---- Document excerpt

These bugs cluster into four families.

Wiring and import discipline (1, 9, 15): missing blank import so init() never runs, registry-importing-consumers cycles, unchecked type assertions from plugin.Lookup. Registries live or die by the import graph — one-direction-only, blank imports in the binary, and validate every symbol you load dynamically.

Concurrency and locking (3, 4, 11, 13): mutating without a lock, init() spawning a go func(), in-place reload instead of atomic swap, read-side methods skipping the lock. A registry is shared state; every access — including iteration — needs symmetric synchronisation, and init() must finish synchronously before main().

API contract clarity (2, 5, 6, 7, 8, 10): silent overwrite on duplicate, reflect.Type keys mismatching pointer-vs-value, concrete-type coupling, returning the internal map, nil values accepted, single-return Get panicking on missing keys. The registry's external surface should fail loud on bad inputs (panic on duplicate, panic on nil) and force the caller to acknowledge "may not exist" (two-value Get).

Lifecycle and tests (12, 14): unbounded growth with no unregister, test fixtures leaking into sibling tests. Registries that admit new entries indefinitely without removal are memory leaks in slow motion; tests that touch the global registry must clean up or use a scoped instance.

--------
---- Raw data

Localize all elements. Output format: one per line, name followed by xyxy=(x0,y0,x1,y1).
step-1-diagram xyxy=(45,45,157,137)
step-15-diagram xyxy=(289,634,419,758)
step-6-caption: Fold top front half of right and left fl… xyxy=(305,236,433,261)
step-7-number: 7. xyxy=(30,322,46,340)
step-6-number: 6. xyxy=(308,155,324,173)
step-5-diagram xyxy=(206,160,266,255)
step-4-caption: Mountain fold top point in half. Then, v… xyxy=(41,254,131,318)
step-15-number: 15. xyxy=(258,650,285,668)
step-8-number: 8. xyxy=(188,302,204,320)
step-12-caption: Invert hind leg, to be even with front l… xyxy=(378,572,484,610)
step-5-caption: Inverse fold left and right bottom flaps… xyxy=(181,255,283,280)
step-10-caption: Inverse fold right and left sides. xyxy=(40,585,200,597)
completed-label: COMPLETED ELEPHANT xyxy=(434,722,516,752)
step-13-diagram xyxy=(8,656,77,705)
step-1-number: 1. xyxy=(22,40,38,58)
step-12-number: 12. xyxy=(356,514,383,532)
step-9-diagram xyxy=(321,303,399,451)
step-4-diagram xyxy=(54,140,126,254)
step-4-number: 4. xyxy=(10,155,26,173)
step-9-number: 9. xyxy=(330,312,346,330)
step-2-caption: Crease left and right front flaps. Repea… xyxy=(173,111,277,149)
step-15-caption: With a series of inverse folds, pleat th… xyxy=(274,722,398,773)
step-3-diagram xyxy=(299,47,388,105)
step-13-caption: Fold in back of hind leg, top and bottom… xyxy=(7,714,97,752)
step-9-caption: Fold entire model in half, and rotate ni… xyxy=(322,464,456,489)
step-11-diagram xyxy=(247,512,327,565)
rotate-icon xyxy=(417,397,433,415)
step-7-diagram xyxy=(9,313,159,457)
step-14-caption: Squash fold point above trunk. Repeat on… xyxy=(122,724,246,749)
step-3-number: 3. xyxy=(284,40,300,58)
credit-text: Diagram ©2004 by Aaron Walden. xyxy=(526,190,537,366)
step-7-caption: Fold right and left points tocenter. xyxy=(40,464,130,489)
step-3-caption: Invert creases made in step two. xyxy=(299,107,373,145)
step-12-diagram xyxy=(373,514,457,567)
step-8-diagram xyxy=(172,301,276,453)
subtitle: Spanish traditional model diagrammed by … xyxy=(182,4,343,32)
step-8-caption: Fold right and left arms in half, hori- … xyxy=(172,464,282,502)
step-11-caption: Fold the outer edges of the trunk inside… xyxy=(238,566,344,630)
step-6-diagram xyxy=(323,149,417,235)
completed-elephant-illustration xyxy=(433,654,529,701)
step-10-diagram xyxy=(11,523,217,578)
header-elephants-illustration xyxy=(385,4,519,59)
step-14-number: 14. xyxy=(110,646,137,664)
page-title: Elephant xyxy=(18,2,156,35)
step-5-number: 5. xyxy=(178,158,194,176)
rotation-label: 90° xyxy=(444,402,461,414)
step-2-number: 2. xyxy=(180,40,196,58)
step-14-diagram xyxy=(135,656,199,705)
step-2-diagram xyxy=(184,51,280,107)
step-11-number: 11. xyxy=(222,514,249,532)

--------

**Problems to solve:**
(1) Reproduce the part of the passage on registry bugs that begins with the words containing "API contract clarity" and ends with "a scoped instance.".
(2) Give the name of each bug family in the passage on registry bugs.

**Task results:**
(1)
API contract clarity (2, 5, 6, 7, 8, 10): silent overwrite on duplicate, reflect.Type keys mismatching pointer-vs-value, concrete-type coupling, returning the internal map, nil values accepted, single-return Get panicking on missing keys. The registry's external surface should fail loud on bad inputs (panic on duplicate, panic on nil) and force the caller to acknowledge "may not exist" (two-value Get).

Lifecycle and tests (12, 14): unbounded growth with no unregister, test fixtures leaking into sibling tests. Registries that admit new entries indefinitely without removal are memory leaks in slow motion; tests that touch the global registry must clean up or use a scoped instance.

(2)
Wiring and import discipline
Concurrency and locking
API contract clarity
Lifecycle and tests